Records contained in a dataset
━━━━━━━━━━━━━━━━

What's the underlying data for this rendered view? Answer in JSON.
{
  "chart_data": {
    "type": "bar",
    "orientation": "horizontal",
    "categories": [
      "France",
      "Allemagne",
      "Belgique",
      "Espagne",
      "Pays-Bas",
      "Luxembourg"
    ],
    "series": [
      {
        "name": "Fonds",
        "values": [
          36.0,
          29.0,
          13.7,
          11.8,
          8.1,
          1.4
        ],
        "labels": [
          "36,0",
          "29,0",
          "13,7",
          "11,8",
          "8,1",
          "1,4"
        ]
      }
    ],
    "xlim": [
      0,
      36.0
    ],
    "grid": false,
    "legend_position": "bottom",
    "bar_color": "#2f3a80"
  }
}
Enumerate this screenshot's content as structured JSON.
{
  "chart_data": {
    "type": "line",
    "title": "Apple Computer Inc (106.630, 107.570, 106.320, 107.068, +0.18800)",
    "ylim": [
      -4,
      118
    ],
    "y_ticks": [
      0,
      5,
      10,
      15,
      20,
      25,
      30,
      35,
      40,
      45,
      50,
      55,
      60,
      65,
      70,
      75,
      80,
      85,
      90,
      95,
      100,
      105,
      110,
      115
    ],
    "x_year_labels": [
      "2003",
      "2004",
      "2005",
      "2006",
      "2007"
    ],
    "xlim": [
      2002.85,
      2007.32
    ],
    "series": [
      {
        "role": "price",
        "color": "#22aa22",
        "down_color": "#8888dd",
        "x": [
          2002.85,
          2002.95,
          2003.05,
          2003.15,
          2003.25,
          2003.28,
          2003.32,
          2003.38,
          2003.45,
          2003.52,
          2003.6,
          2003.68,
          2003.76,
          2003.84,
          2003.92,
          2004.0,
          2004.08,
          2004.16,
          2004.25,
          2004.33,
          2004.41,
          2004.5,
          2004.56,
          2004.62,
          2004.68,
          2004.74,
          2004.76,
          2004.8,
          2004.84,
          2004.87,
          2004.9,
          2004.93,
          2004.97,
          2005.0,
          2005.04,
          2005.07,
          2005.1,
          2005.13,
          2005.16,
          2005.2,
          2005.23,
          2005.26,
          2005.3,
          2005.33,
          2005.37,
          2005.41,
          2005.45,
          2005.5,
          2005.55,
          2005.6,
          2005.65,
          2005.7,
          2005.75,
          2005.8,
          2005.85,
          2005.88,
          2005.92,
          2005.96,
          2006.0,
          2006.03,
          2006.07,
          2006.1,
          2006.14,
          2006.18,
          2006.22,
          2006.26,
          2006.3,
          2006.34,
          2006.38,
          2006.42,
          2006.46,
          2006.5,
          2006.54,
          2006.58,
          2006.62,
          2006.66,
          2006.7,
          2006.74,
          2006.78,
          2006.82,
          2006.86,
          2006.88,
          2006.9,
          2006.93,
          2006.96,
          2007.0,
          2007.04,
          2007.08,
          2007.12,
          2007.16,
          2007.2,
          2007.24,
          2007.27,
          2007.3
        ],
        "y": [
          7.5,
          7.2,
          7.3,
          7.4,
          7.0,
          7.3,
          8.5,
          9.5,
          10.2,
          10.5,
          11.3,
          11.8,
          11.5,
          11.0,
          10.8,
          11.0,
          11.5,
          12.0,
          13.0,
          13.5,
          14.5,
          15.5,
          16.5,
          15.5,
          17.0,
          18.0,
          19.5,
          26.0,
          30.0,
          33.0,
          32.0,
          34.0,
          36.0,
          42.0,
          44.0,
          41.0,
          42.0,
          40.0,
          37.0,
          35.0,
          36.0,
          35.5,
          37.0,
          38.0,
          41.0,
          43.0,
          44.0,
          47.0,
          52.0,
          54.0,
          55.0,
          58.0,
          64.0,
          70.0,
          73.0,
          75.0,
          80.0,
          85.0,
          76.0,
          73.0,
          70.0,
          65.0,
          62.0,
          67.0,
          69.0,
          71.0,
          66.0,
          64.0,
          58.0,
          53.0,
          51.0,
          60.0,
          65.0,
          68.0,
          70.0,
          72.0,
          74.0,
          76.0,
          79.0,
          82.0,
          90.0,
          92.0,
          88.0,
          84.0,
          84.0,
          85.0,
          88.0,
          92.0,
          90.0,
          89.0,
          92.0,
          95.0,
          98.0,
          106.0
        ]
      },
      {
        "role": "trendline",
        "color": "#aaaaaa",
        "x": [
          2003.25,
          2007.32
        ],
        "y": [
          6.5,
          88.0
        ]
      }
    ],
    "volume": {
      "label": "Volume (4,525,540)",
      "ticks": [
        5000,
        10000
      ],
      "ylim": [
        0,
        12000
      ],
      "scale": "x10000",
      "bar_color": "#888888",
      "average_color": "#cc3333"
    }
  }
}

━━━━━━━━━━━━━━━━

■ Required work ■
Without leaving anything out, give the entries again exactly.

■ Result ■
What's the underlying data for this rendered view? Answer in JSON.
{
  "chart_data": {
    "type": "bar",
    "orientation": "horizontal",
    "categories": [
      "France",
      "Allemagne",
      "Belgique",
      "Espagne",
      "Pays-Bas",
      "Luxembourg"
    ],
    "series": [
      {
        "name": "Fonds",
        "values": [
          36.0,
          29.0,
          13.7,
          11.8,
          8.1,
          1.4
        ],
        "labels": [
          "36,0",
          "29,0",
          "13,7",
          "11,8",
          "8,1",
          "1,4"
        ]
      }
    ],
    "xlim": [
      0,
      36.0
    ],
    "grid": false,
    "legend_position": "bottom",
    "bar_color": "#2f3a80"
  }
}
Enumerate this screenshot's content as structured JSON.
{
  "chart_data": {
    "type": "line",
    "title": "Apple Computer Inc (106.630, 107.570, 106.320, 107.068, +0.18800)",
    "ylim": [
      -4,
      118
    ],
    "y_ticks": [
      0,
      5,
      10,
      15,
      20,
      25,
      30,
      35,
      40,
      45,
      50,
      55,
      60,
      65,
      70,
      75,
      80,
      85,
      90,
      95,
      100,
      105,
      110,
      115
    ],
    "x_year_labels": [
      "2003",
      "2004",
      "2005",
      "2006",
      "2007"
    ],
    "xlim": [
      2002.85,
      2007.32
    ],
    "series": [
      {
        "role": "price",
        "color": "#22aa22",
        "down_color": "#8888dd",
        "x": [
          2002.85,
          2002.95,
          2003.05,
          2003.15,
          2003.25,
          2003.28,
          2003.32,
          2003.38,
          2003.45,
          2003.52,
          2003.6,
          2003.68,
          2003.76,
          2003.84,
          2003.92,
          2004.0,
          2004.08,
          2004.16,
          2004.25,
          2004.33,
          2004.41,
          2004.5,
          2004.56,
          2004.62,
          2004.68,
          2004.74,
          2004.76,
          2004.8,
          2004.84,
          2004.87,
          2004.9,
          2004.93,
          2004.97,
          2005.0,
          2005.04,
          2005.07,
          2005.1,
          2005.13,
          2005.16,
          2005.2,
          2005.23,
          2005.26,
          2005.3,
          2005.33,
          2005.37,
          2005.41,
          2005.45,
          2005.5,
          2005.55,
          2005.6,
          2005.65,
          2005.7,
          2005.75,
          2005.8,
          2005.85,
          2005.88,
          2005.92,
          2005.96,
          2006.0,
          2006.03,
          2006.07,
          2006.1,
          2006.14,
          2006.18,
          2006.22,
          2006.26,
          2006.3,
          2006.34,
          2006.38,
          2006.42,
          2006.46,
          2006.5,
          2006.54,
          2006.58,
          2006.62,
          2006.66,
          2006.7,
          2006.74,
          2006.78,
          2006.82,
          2006.86,
          2006.88,
          2006.9,
          2006.93,
          2006.96,
          2007.0,
          2007.04,
          2007.08,
          2007.12,
          2007.16,
          2007.2,
          2007.24,
          2007.27,
          2007.3
        ],
        "y": [
          7.5,
          7.2,
          7.3,
          7.4,
          7.0,
          7.3,
          8.5,
          9.5,
          10.2,
          10.5,
          11.3,
          11.8,
          11.5,
          11.0,
          10.8,
          11.0,
          11.5,
          12.0,
          13.0,
          13.5,
          14.5,
          15.5,
          16.5,
          15.5,
          17.0,
          18.0,
          19.5,
          26.0,
          30.0,
          33.0,
          32.0,
          34.0,
          36.0,
          42.0,
          44.0,
          41.0,
          42.0,
          40.0,
          37.0,
          35.0,
          36.0,
          35.5,
          37.0,
          38.0,
          41.0,
          43.0,
          44.0,
          47.0,
          52.0,
          54.0,
          55.0,
          58.0,
          64.0,
          70.0,
          73.0,
          75.0,
          80.0,
          85.0,
          76.0,
          73.0,
          70.0,
          65.0,
          62.0,
          67.0,
          69.0,
          71.0,
          66.0,
          64.0,
          58.0,
          53.0,
          51.0,
          60.0,
          65.0,
          68.0,
          70.0,
          72.0,
          74.0,
          76.0,
          79.0,
          82.0,
          90.0,
          92.0,
          88.0,
          84.0,
          84.0,
          85.0,
          88.0,
          92.0,
          90.0,
          89.0,
          92.0,
          95.0,
          98.0,
          106.0
        ]
      },
      {
        "role": "trendline",
        "color": "#aaaaaa",
        "x": [
          2003.25,
          2007.32
        ],
        "y": [
          6.5,
          88.0
        ]
      }
    ],
    "volume": {
      "label": "Volume (4,525,540)",
      "ticks": [
        5000,
        10000
      ],
      "ylim": [
        0,
        12000
      ],
      "scale": "x10000",
      "bar_color": "#888888",
      "average_color": "#cc3333"
    }
  }
}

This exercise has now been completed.